Items from a data source
## start
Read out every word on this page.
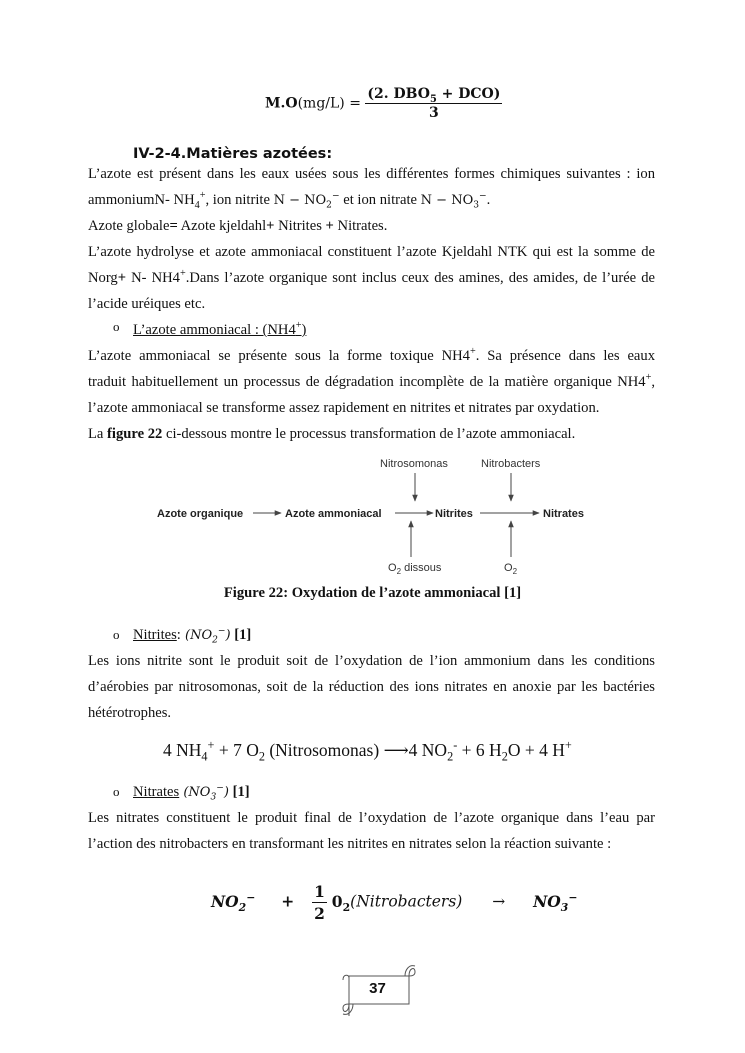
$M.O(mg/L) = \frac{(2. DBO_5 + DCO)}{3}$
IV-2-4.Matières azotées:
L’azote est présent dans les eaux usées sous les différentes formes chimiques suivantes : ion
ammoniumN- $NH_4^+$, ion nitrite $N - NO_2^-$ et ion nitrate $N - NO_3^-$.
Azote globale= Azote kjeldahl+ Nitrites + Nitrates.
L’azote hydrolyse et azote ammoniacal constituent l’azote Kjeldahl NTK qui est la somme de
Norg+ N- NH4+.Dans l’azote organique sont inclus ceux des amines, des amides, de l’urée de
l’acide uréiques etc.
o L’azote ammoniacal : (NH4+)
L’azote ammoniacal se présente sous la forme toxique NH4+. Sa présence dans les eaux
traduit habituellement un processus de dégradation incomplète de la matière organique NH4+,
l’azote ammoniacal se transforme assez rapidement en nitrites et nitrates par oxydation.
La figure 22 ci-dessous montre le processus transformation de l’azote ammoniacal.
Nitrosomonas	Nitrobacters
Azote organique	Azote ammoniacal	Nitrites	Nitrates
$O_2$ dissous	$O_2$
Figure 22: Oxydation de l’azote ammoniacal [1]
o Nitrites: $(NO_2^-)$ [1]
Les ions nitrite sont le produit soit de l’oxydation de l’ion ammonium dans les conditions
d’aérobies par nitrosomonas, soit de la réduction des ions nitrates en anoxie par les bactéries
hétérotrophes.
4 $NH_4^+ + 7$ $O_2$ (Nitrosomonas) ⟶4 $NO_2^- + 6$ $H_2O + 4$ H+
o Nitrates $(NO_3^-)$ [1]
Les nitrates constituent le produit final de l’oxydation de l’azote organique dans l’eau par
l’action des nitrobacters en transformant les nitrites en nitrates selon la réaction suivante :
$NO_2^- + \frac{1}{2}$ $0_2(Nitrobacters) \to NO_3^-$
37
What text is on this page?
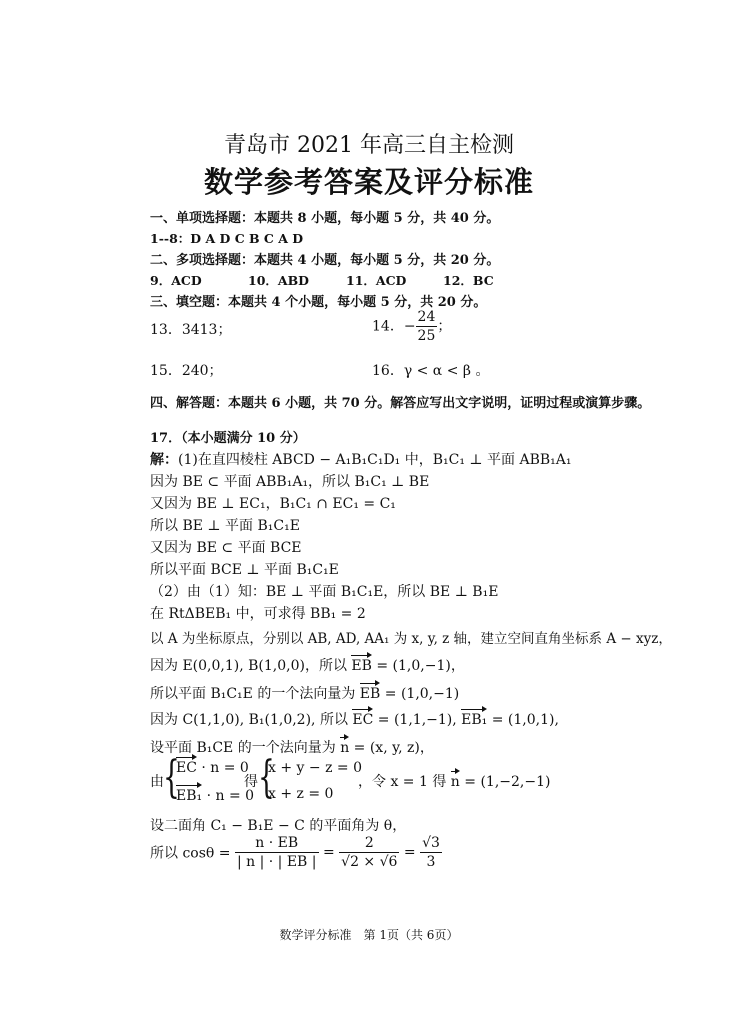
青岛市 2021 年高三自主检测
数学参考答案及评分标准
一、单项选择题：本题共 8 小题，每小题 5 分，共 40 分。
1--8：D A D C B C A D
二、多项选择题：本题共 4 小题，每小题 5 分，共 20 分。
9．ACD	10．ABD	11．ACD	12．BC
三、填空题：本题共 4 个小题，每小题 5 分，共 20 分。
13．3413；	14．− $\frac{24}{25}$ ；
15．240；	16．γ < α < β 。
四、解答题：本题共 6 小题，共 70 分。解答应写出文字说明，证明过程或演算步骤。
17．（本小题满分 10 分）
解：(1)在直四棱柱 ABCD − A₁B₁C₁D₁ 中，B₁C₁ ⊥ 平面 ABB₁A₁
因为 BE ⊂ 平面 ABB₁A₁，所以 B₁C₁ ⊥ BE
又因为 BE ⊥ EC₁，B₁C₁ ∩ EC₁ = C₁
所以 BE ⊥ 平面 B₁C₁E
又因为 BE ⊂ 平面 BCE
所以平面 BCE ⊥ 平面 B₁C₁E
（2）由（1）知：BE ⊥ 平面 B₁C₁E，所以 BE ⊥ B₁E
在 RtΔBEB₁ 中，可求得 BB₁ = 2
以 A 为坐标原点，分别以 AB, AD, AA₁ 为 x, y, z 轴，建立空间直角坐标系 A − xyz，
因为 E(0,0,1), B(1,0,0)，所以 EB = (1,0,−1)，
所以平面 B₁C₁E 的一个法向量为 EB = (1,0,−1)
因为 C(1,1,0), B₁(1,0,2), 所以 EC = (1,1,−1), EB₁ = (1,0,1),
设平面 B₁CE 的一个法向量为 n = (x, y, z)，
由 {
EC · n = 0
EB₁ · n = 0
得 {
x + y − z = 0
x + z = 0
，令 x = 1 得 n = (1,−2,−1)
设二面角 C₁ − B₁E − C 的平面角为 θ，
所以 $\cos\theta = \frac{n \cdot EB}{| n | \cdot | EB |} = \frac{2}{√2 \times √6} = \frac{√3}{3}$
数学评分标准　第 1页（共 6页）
## end
What needs to be done
Locate the line containing "What text is on this page?" in the records above, then output it and every line after it through the last, excluding pictures.

Result below
What text is on this page?
青岛市 2021 年高三自主检测
数学参考答案及评分标准
一、单项选择题：本题共 8 小题，每小题 5 分，共 40 分。
1--8：D A D C B C A D
二、多项选择题：本题共 4 小题，每小题 5 分，共 20 分。
9．ACD	10．ABD	11．ACD	12．BC
三、填空题：本题共 4 个小题，每小题 5 分，共 20 分。
13．3413；	14．− $\frac{24}{25}$ ；
15．240；	16．γ < α < β 。
四、解答题：本题共 6 小题，共 70 分。解答应写出文字说明，证明过程或演算步骤。
17．（本小题满分 10 分）
解：(1)在直四棱柱 ABCD − A₁B₁C₁D₁ 中，B₁C₁ ⊥ 平面 ABB₁A₁
因为 BE ⊂ 平面 ABB₁A₁，所以 B₁C₁ ⊥ BE
又因为 BE ⊥ EC₁，B₁C₁ ∩ EC₁ = C₁
所以 BE ⊥ 平面 B₁C₁E
又因为 BE ⊂ 平面 BCE
所以平面 BCE ⊥ 平面 B₁C₁E
（2）由（1）知：BE ⊥ 平面 B₁C₁E，所以 BE ⊥ B₁E
在 RtΔBEB₁ 中，可求得 BB₁ = 2
以 A 为坐标原点，分别以 AB, AD, AA₁ 为 x, y, z 轴，建立空间直角坐标系 A − xyz，
因为 E(0,0,1), B(1,0,0)，所以 EB = (1,0,−1)，
所以平面 B₁C₁E 的一个法向量为 EB = (1,0,−1)
因为 C(1,1,0), B₁(1,0,2), 所以 EC = (1,1,−1), EB₁ = (1,0,1),
设平面 B₁CE 的一个法向量为 n = (x, y, z)，
由 {
EC · n = 0
EB₁ · n = 0
得 {
x + y − z = 0
x + z = 0
，令 x = 1 得 n = (1,−2,−1)
设二面角 C₁ − B₁E − C 的平面角为 θ，
所以 $\cos\theta = \frac{n \cdot EB}{| n | \cdot | EB |} = \frac{2}{√2 \times √6} = \frac{√3}{3}$
数学评分标准　第 1页（共 6页）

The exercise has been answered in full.